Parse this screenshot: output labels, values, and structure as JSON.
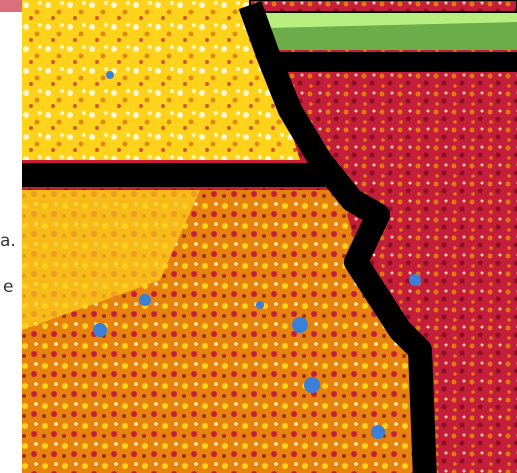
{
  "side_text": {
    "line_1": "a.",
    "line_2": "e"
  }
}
● ● ● ● ● ● ●
> [What you should do]:
The data above needs to be retyped exactly, with the images left out.

> [Worked solution]:
Parse this screenshot: output labels, values, and structure as JSON.
{
  "side_text": {
    "line_1": "a.",
    "line_2": "e"
  }
}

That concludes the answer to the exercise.